- [Passage shown]
┌──

Apologies to the poster above. The 12k does seem to be at 45 degrees, at least to the frame. Perhaps that is what was meant. 

By the way what is a good thing to paint ones carbon bike with for protection? I do not care all that much about looks. Clear would be fine.


----------



## jonjones13 (Jul 22, 2007)

carbon's typically painted to give it UV protection -same goes with clear-coating the stuff. If you have a 'nude' un-lacquered finish then you should coat it with some UV protection regularly


----------



## timtak (May 16, 2009)

Thank you for your response. I am not sure if my weave is nuded or not. 

I have a lacquered looking finish (in that it is glossy) but I can see the weave. 
http://www.flickr.com/photos/nihonbunka/3527621951/sizes/o/

Should I bother with (re)lacqureing? Is the lacquer that which is painted on cars? Is there a UV blocking variety to aim for?

It is very sunny where I live.


----------



## testpilot (Aug 20, 2010)

For excellent UV protection, apply two coats of house paint with a roller. Sherwin Williams works best.
Seriously, shiny finish means it's clear coated. Most use automotive finishes from companies like PPG and DuPont, etc., which provide excellent UV protection.


----------

└──

- [Set task 1] Name every company the carbon bike thread mentions.
- [Set task 2] In the carbon bike thread, what does a shiny finish indicate about the frame?
- [Set task 3] Transcribe the carbon bike thread starting with "## jonjones13 (Jul" and going on through "see the weave.".
The listing after this thread has no role here.

- [Entries shown]
┌──

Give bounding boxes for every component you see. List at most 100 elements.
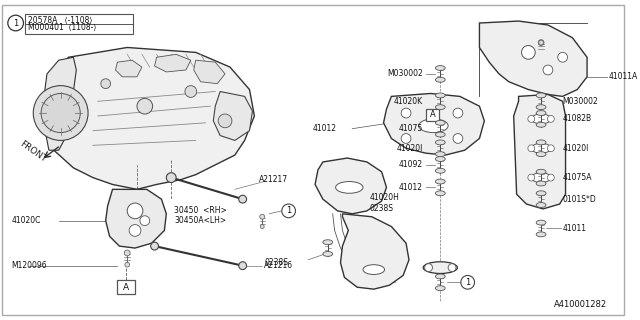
Ellipse shape [531,143,551,153]
Polygon shape [115,60,142,77]
Ellipse shape [536,181,546,186]
Ellipse shape [435,191,445,196]
Text: A21217: A21217 [259,175,289,184]
Ellipse shape [323,252,333,256]
Ellipse shape [435,105,445,110]
Ellipse shape [323,240,333,244]
Circle shape [461,276,474,289]
Circle shape [547,145,554,152]
Circle shape [125,262,129,267]
Circle shape [539,40,543,45]
Ellipse shape [536,93,546,98]
Circle shape [425,264,433,272]
Ellipse shape [536,140,546,145]
Circle shape [185,86,196,97]
Ellipse shape [536,111,546,116]
Ellipse shape [435,132,445,137]
Polygon shape [479,21,587,96]
Text: M120096: M120096 [12,261,47,270]
Ellipse shape [423,262,458,274]
Text: A: A [123,283,129,292]
Ellipse shape [435,274,445,279]
Text: 41075: 41075 [399,124,422,133]
Polygon shape [340,214,409,289]
Ellipse shape [531,173,551,182]
Text: 1: 1 [465,278,470,287]
Circle shape [448,264,456,272]
Ellipse shape [536,105,546,110]
Text: 41075A: 41075A [563,173,592,182]
Circle shape [401,133,411,143]
Circle shape [140,216,150,226]
Ellipse shape [536,203,546,207]
Circle shape [127,203,143,219]
Circle shape [547,174,554,181]
Circle shape [282,204,296,218]
Ellipse shape [435,286,445,291]
Text: 0238S: 0238S [265,258,289,267]
Ellipse shape [435,93,445,98]
Polygon shape [155,54,191,72]
Circle shape [239,195,246,203]
Circle shape [166,173,176,182]
Circle shape [538,40,544,45]
Text: 41020K: 41020K [394,97,422,106]
Ellipse shape [363,265,385,275]
Circle shape [557,52,568,62]
Bar [26,14,133,34]
Ellipse shape [536,152,546,156]
Text: 41082B: 41082B [563,115,592,124]
Circle shape [8,15,24,31]
Circle shape [543,65,553,75]
Circle shape [453,133,463,143]
Text: 0238S: 0238S [370,204,394,213]
Text: M030002: M030002 [387,69,422,78]
Circle shape [137,98,152,114]
Polygon shape [315,158,387,214]
Polygon shape [194,60,225,84]
Text: M000401  ⟨1108-⟩: M000401 ⟨1108-⟩ [28,23,97,32]
Text: 30450A<LH>: 30450A<LH> [174,216,227,225]
Ellipse shape [536,169,546,174]
Ellipse shape [435,66,445,70]
Circle shape [100,79,111,89]
Ellipse shape [435,179,445,184]
Circle shape [260,214,265,219]
Text: 41020H: 41020H [370,193,400,202]
Ellipse shape [335,181,363,193]
Ellipse shape [435,77,445,82]
Ellipse shape [419,119,448,132]
Text: M030002: M030002 [563,97,598,106]
Text: 30450  <RH>: 30450 <RH> [174,206,227,215]
Polygon shape [514,94,566,209]
Bar [117,280,135,294]
Polygon shape [383,93,484,155]
Circle shape [150,242,159,250]
Text: 1: 1 [286,206,291,215]
Text: 1: 1 [13,19,19,28]
Circle shape [453,108,463,118]
Polygon shape [106,189,166,248]
Text: 41012: 41012 [399,183,422,192]
Polygon shape [44,57,76,150]
Text: 41020I: 41020I [396,144,422,153]
Circle shape [129,225,141,236]
Circle shape [239,262,246,269]
Circle shape [33,86,88,140]
Polygon shape [44,47,254,189]
Bar [426,109,439,121]
Circle shape [260,225,264,228]
Ellipse shape [435,168,445,173]
Ellipse shape [536,122,546,127]
Circle shape [41,93,80,132]
Ellipse shape [536,191,546,196]
Text: A: A [429,110,435,119]
Ellipse shape [536,232,546,237]
Text: 41092: 41092 [399,160,422,169]
Text: A21216: A21216 [264,261,293,270]
Circle shape [218,114,232,128]
Ellipse shape [435,120,445,125]
Text: 20578A   ⟨-1108⟩: 20578A ⟨-1108⟩ [28,16,93,25]
Circle shape [124,250,130,256]
Circle shape [528,174,535,181]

└──

- [Worked solution 1] Sherwin Williams, PPG, DuPont

- [Worked solution 2] It means the frame is clear coated.

- [Worked solution 3]
## jonjones13 (Jul 22, 2007)

carbon's typically painted to give it UV protection -same goes with clear-coating the stuff. If you have a 'nude' un-lacquered finish then you should coat it with some UV protection regularly


----------



## timtak (May 16, 2009)

Thank you for your response. I am not sure if my weave is nuded or not. 

I have a lacquered looking finish (in that it is glossy) but I can see the weave.